__Assigned task__:
Nothing but the records themselves, exactly as written, should appear in the reply; leave out the pictures.

Segment Open

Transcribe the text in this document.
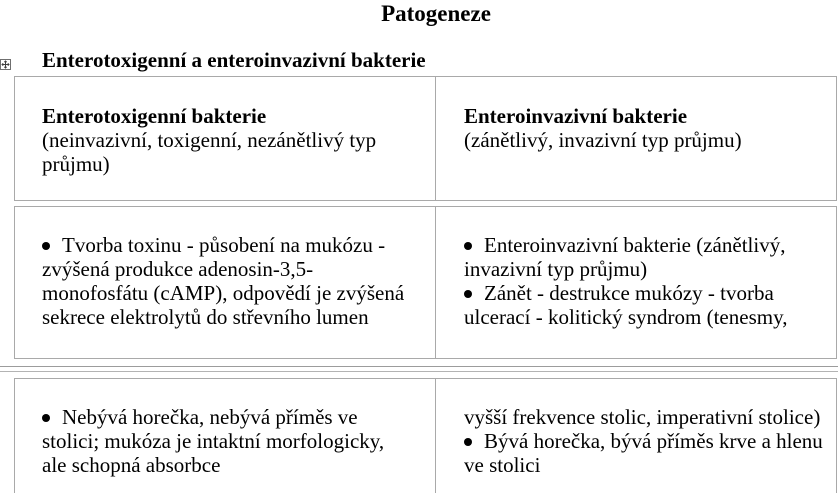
Patogeneze
Enterotoxigenní a enteroinvazivní bakterie
Enterotoxigenní bakterie
(neinvazivní, toxigenní, nezánětlivý typ
průjmu)
Enteroinvazivní bakterie
(zánětlivý, invazivní typ průjmu)
Tvorba toxinu - působení na mukózu -
zvýšená produkce adenosin-3,5-
monofosfátu (cAMP), odpovědí je zvýšená
sekrece elektrolytů do střevního lumen
Enteroinvazivní bakterie (zánětlivý,
invazivní typ průjmu)
Zánět - destrukce mukózy - tvorba
ulcerací - kolitický syndrom (tenesmy,
Nebývá horečka, nebývá příměs ve
stolici; mukóza je intaktní morfologicky,
ale schopná absorbce
vyšší frekvence stolic, imperativní stolice)
Bývá horečka, bývá příměs krve a hlenu
ve stolici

Segment Closed

__Exercise output__:
Transcribe the text in this document.
Patogeneze
Enterotoxigenní a enteroinvazivní bakterie
Enterotoxigenní bakterie
(neinvazivní, toxigenní, nezánětlivý typ
průjmu)
Enteroinvazivní bakterie
(zánětlivý, invazivní typ průjmu)
Tvorba toxinu - působení na mukózu -
zvýšená produkce adenosin-3,5-
monofosfátu (cAMP), odpovědí je zvýšená
sekrece elektrolytů do střevního lumen
Enteroinvazivní bakterie (zánětlivý,
invazivní typ průjmu)
Zánět - destrukce mukózy - tvorba
ulcerací - kolitický syndrom (tenesmy,
Nebývá horečka, nebývá příměs ve
stolici; mukóza je intaktní morfologicky,
ale schopná absorbce
vyšší frekvence stolic, imperativní stolice)
Bývá horečka, bývá příměs krve a hlenu
ve stolici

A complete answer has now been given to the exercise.